Comb through the entries for "уборке" and pull out each line that holds it.

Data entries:
******
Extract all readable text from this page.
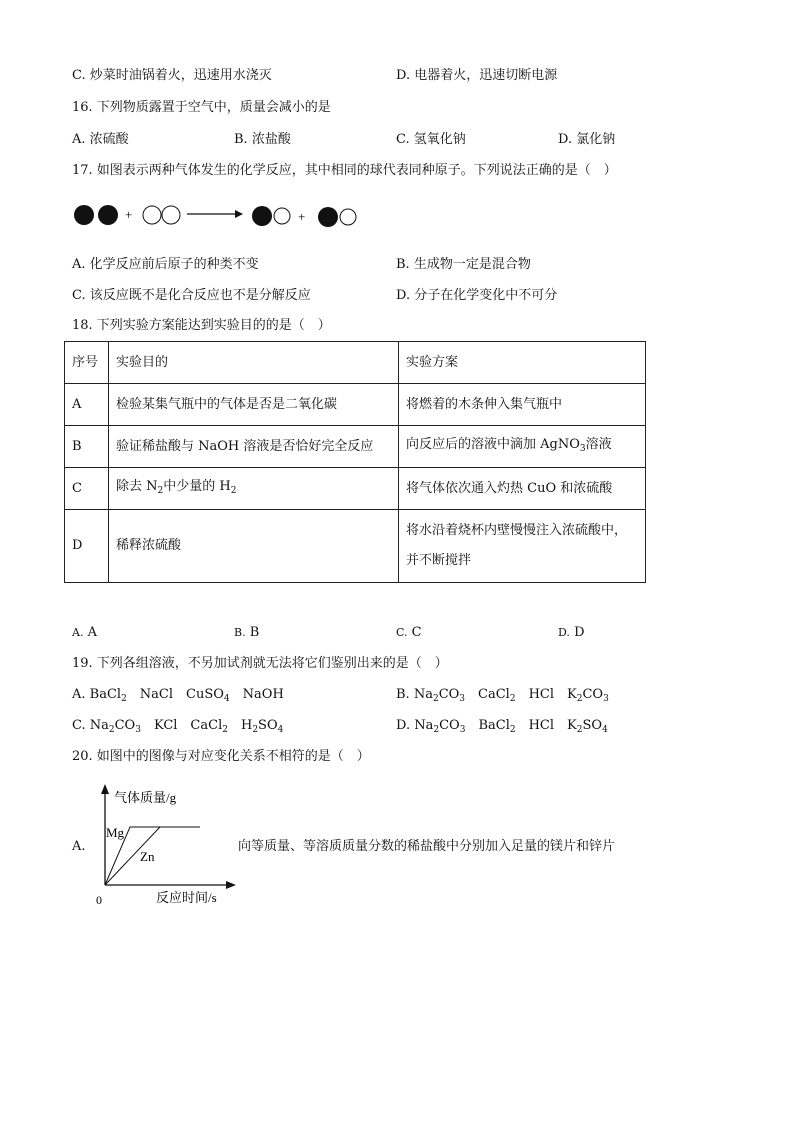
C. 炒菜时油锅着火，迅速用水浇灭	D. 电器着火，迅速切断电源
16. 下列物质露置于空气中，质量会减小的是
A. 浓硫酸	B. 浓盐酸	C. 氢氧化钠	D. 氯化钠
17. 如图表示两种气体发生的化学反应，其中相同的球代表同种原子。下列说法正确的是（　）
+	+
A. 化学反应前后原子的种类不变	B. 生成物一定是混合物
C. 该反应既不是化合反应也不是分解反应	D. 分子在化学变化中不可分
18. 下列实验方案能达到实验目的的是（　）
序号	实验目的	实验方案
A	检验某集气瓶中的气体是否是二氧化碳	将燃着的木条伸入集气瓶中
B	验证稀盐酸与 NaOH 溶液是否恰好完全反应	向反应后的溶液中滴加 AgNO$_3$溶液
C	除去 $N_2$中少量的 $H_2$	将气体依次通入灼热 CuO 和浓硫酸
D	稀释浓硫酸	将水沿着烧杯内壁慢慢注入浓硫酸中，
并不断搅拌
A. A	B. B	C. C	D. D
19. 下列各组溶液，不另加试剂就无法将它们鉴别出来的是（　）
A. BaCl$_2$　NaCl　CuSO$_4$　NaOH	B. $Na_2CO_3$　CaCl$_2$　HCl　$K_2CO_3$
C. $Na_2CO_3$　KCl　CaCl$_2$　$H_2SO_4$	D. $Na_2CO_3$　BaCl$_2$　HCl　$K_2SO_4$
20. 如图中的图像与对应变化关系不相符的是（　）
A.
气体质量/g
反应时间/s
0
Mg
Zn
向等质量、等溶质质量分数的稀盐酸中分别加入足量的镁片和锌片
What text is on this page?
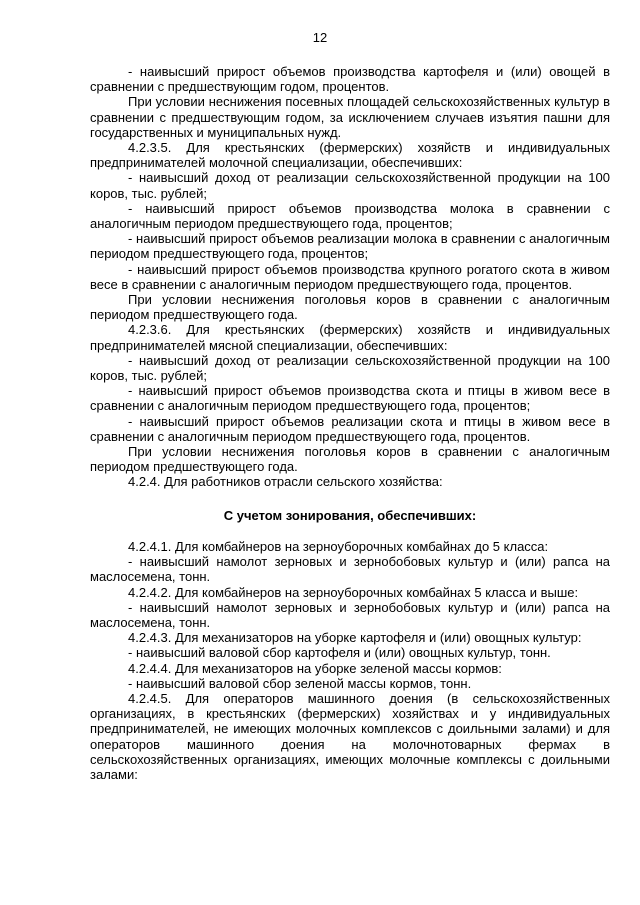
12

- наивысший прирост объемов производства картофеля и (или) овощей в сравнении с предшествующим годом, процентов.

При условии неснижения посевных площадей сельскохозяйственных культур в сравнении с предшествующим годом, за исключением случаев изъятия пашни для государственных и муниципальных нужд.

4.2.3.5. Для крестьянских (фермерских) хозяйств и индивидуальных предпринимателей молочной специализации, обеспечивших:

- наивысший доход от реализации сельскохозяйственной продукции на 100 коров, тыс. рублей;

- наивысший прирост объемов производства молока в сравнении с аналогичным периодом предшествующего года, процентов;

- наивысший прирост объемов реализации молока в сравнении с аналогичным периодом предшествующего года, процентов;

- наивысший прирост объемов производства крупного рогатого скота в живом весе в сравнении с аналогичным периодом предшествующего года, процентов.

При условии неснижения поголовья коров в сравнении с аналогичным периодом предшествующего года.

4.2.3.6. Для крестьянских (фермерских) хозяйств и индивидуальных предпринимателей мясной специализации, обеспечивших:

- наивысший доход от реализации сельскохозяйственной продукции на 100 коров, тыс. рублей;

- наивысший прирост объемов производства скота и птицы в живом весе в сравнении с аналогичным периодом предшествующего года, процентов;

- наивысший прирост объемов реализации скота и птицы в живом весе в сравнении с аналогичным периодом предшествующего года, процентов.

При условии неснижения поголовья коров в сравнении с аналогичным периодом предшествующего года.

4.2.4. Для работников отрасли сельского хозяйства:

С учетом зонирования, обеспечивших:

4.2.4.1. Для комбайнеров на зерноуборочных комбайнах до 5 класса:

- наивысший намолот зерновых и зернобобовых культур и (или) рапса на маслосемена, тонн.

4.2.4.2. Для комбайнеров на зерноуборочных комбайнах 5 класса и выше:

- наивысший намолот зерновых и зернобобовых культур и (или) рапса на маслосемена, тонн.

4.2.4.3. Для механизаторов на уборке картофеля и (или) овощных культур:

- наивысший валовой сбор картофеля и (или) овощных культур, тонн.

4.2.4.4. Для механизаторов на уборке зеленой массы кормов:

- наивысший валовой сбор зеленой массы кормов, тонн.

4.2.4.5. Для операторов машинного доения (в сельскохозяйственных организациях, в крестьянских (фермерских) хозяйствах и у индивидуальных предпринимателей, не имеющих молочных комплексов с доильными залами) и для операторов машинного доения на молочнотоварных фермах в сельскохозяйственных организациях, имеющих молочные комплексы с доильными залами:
******
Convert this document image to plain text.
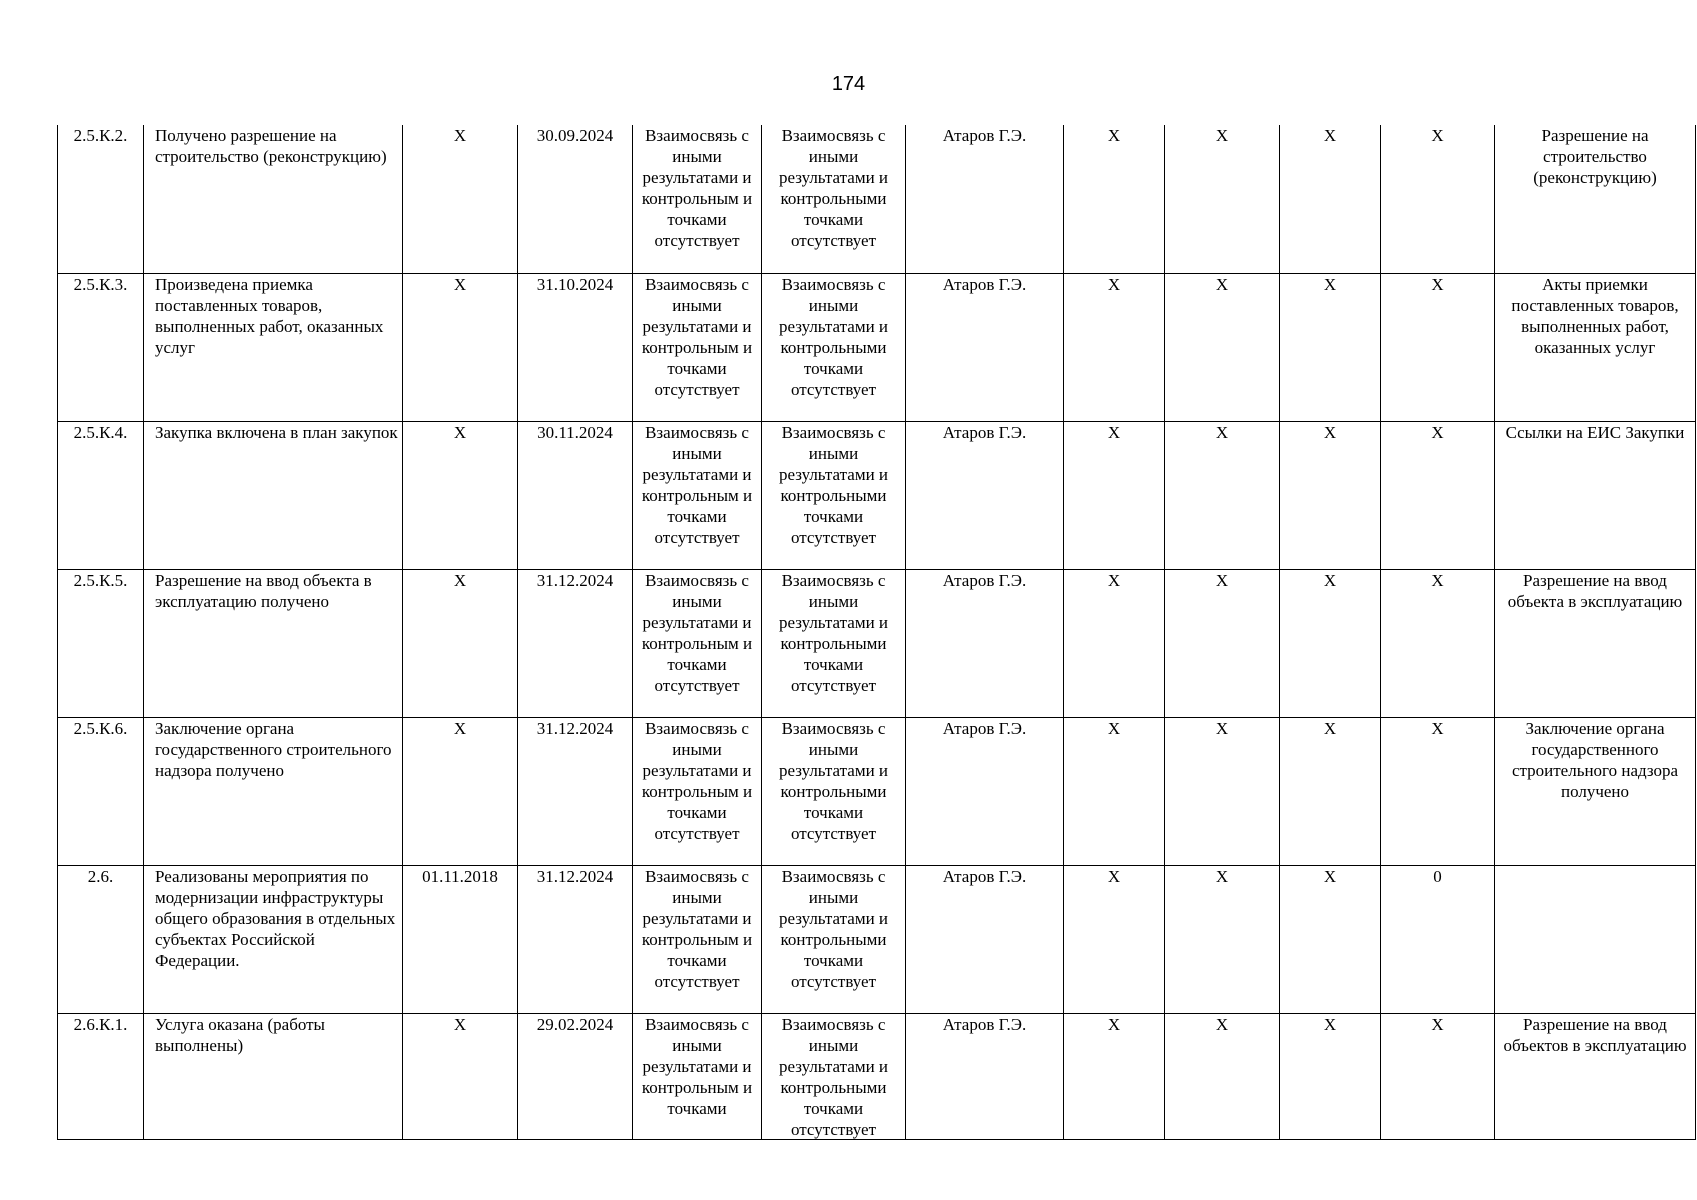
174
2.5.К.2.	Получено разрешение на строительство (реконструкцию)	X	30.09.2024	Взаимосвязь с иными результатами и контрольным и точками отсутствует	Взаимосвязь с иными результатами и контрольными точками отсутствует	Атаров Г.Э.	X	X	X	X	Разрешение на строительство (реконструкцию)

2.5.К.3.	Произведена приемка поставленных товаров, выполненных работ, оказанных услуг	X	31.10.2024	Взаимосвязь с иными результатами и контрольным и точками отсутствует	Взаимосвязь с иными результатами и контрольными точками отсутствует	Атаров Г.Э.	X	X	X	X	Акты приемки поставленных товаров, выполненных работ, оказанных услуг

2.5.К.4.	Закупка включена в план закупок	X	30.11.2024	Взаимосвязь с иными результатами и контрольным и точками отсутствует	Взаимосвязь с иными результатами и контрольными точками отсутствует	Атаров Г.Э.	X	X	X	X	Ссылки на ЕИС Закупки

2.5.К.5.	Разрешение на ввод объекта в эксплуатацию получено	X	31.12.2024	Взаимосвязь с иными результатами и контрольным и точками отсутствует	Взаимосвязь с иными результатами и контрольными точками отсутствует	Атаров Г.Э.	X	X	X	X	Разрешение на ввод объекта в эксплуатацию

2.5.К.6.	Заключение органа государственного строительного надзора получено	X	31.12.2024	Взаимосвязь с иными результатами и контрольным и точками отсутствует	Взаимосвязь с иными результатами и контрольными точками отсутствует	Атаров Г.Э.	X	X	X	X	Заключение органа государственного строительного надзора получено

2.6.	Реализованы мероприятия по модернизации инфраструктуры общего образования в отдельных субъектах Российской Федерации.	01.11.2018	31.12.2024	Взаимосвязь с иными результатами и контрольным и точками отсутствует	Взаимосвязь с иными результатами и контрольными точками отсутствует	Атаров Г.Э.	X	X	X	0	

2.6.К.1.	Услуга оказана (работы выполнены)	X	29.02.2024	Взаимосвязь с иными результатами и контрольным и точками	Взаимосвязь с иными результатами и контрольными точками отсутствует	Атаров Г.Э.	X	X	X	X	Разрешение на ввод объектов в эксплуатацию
******
Reply to the task:
4.2.4.3. Для механизаторов на уборке картофеля и (или) овощных культур:
4.2.4.4. Для механизаторов на уборке зеленой массы кормов:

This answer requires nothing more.